* **Task statement**
Transcribe the data in full and exactly, omitting any pictures.

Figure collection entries
* * *

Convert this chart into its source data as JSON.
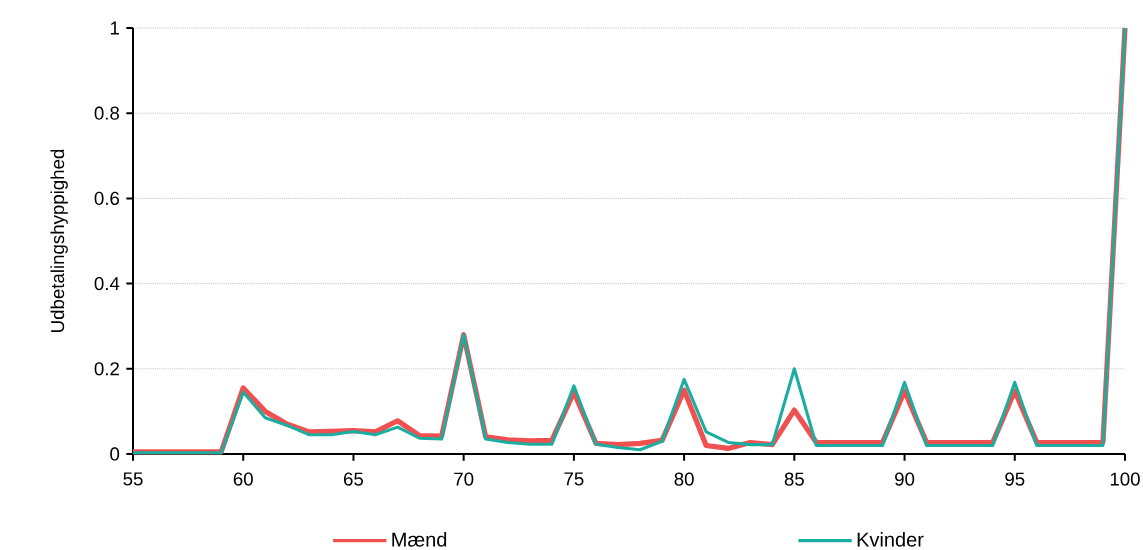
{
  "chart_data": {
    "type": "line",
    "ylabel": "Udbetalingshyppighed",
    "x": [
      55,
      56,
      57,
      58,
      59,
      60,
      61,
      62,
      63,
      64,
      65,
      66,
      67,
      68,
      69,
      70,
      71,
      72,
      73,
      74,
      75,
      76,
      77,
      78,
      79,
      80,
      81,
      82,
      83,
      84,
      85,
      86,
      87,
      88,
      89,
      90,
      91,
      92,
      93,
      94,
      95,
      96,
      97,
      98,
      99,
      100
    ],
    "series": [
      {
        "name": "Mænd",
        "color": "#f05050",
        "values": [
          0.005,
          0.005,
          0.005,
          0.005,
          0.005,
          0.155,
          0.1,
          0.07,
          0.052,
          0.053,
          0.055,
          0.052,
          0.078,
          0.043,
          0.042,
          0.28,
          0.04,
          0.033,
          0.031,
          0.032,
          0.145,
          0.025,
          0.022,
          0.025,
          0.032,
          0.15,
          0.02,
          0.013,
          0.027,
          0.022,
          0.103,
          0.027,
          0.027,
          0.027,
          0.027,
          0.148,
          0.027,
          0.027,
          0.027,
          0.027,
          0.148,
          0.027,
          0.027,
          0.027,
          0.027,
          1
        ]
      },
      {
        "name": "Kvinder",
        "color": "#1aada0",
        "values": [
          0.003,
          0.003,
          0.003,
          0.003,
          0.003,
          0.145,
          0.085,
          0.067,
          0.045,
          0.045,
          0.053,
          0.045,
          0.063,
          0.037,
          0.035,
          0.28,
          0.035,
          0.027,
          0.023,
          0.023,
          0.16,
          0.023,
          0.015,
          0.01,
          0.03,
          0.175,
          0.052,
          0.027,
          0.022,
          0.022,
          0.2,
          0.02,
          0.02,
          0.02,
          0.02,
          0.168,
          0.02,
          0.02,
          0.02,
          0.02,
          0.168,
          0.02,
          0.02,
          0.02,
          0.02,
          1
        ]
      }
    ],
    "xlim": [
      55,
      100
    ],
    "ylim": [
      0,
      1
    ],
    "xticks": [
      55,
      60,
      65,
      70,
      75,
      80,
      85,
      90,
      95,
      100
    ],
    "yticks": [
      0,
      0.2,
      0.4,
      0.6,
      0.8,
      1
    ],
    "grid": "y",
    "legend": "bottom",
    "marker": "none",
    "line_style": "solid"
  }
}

* * *

* **Solution to this task**
Convert this chart into its source data as JSON.
{
  "chart_data": {
    "type": "line",
    "ylabel": "Udbetalingshyppighed",
    "x": [
      55,
      56,
      57,
      58,
      59,
      60,
      61,
      62,
      63,
      64,
      65,
      66,
      67,
      68,
      69,
      70,
      71,
      72,
      73,
      74,
      75,
      76,
      77,
      78,
      79,
      80,
      81,
      82,
      83,
      84,
      85,
      86,
      87,
      88,
      89,
      90,
      91,
      92,
      93,
      94,
      95,
      96,
      97,
      98,
      99,
      100
    ],
    "series": [
      {
        "name": "Mænd",
        "color": "#f05050",
        "values": [
          0.005,
          0.005,
          0.005,
          0.005,
          0.005,
          0.155,
          0.1,
          0.07,
          0.052,
          0.053,
          0.055,
          0.052,
          0.078,
          0.043,
          0.042,
          0.28,
          0.04,
          0.033,
          0.031,
          0.032,
          0.145,
          0.025,
          0.022,
          0.025,
          0.032,
          0.15,
          0.02,
          0.013,
          0.027,
          0.022,
          0.103,
          0.027,
          0.027,
          0.027,
          0.027,
          0.148,
          0.027,
          0.027,
          0.027,
          0.027,
          0.148,
          0.027,
          0.027,
          0.027,
          0.027,
          1
        ]
      },
      {
        "name": "Kvinder",
        "color": "#1aada0",
        "values": [
          0.003,
          0.003,
          0.003,
          0.003,
          0.003,
          0.145,
          0.085,
          0.067,
          0.045,
          0.045,
          0.053,
          0.045,
          0.063,
          0.037,
          0.035,
          0.28,
          0.035,
          0.027,
          0.023,
          0.023,
          0.16,
          0.023,
          0.015,
          0.01,
          0.03,
          0.175,
          0.052,
          0.027,
          0.022,
          0.022,
          0.2,
          0.02,
          0.02,
          0.02,
          0.02,
          0.168,
          0.02,
          0.02,
          0.02,
          0.02,
          0.168,
          0.02,
          0.02,
          0.02,
          0.02,
          1
        ]
      }
    ],
    "xlim": [
      55,
      100
    ],
    "ylim": [
      0,
      1
    ],
    "xticks": [
      55,
      60,
      65,
      70,
      75,
      80,
      85,
      90,
      95,
      100
    ],
    "yticks": [
      0,
      0.2,
      0.4,
      0.6,
      0.8,
      1
    ],
    "grid": "y",
    "legend": "bottom",
    "marker": "none",
    "line_style": "solid"
  }
}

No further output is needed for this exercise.